Stored items from a collection
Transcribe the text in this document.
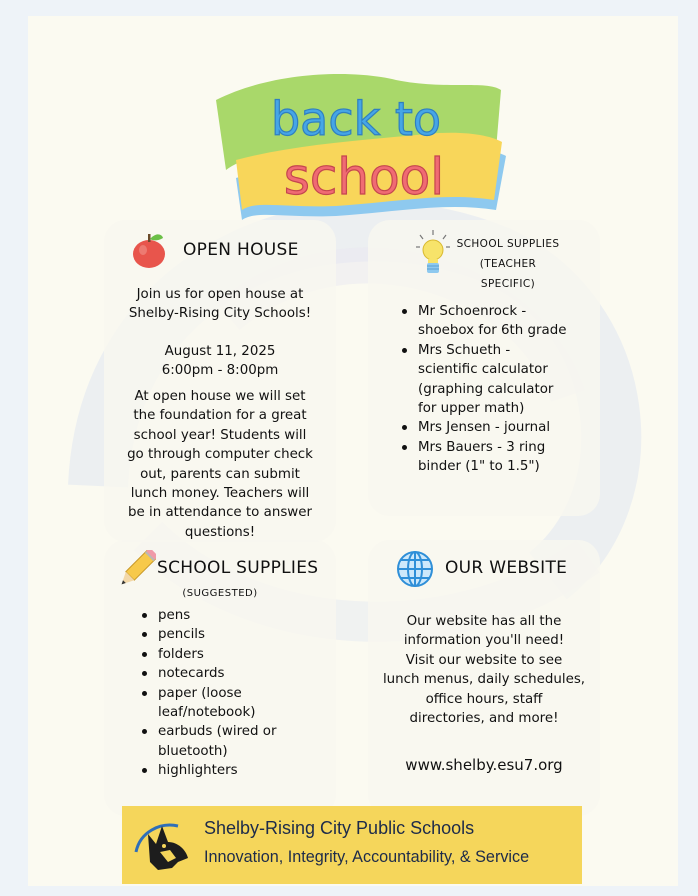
back to
school
OPEN HOUSE
Join us for open house at
Shelby-Rising City Schools!
August 11, 2025
6:00pm - 8:00pm
At open house we will set
the foundation for a great
school year! Students will
go through computer check
out, parents can submit
lunch money. Teachers will
be in attendance to answer
questions!
SCHOOL SUPPLIES
(TEACHER
SPECIFIC)
Mr Schoenrock -
shoebox for 6th grade
Mrs Schueth -
scientific calculator
(graphing calculator
for upper math)
Mrs Jensen - journal
Mrs Bauers - 3 ring
binder (1" to 1.5")
SCHOOL SUPPLIES
(SUGGESTED)
pens
pencils
folders
notecards
paper (loose
leaf/notebook)
earbuds (wired or
bluetooth)
highlighters
OUR WEBSITE
Our website has all the
information you'll need!
Visit our website to see
lunch menus, daily schedules,
office hours, staff
directories, and more!
www.shelby.esu7.org
Shelby-Rising City Public Schools
Innovation, Integrity, Accountability, & Service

◆ **THE PROBLEM**
Without the pictures, print the whole listing exactly as given.

◆ **COMPLETE RESPONSE**
Transcribe the text in this document.
back to
school
OPEN HOUSE
Join us for open house at
Shelby-Rising City Schools!
August 11, 2025
6:00pm - 8:00pm
At open house we will set
the foundation for a great
school year! Students will
go through computer check
out, parents can submit
lunch money. Teachers will
be in attendance to answer
questions!
SCHOOL SUPPLIES
(TEACHER
SPECIFIC)
Mr Schoenrock -
shoebox for 6th grade
Mrs Schueth -
scientific calculator
(graphing calculator
for upper math)
Mrs Jensen - journal
Mrs Bauers - 3 ring
binder (1" to 1.5")
SCHOOL SUPPLIES
(SUGGESTED)
pens
pencils
folders
notecards
paper (loose
leaf/notebook)
earbuds (wired or
bluetooth)
highlighters
OUR WEBSITE
Our website has all the
information you'll need!
Visit our website to see
lunch menus, daily schedules,
office hours, staff
directories, and more!
www.shelby.esu7.org
Shelby-Rising City Public Schools
Innovation, Integrity, Accountability, & Service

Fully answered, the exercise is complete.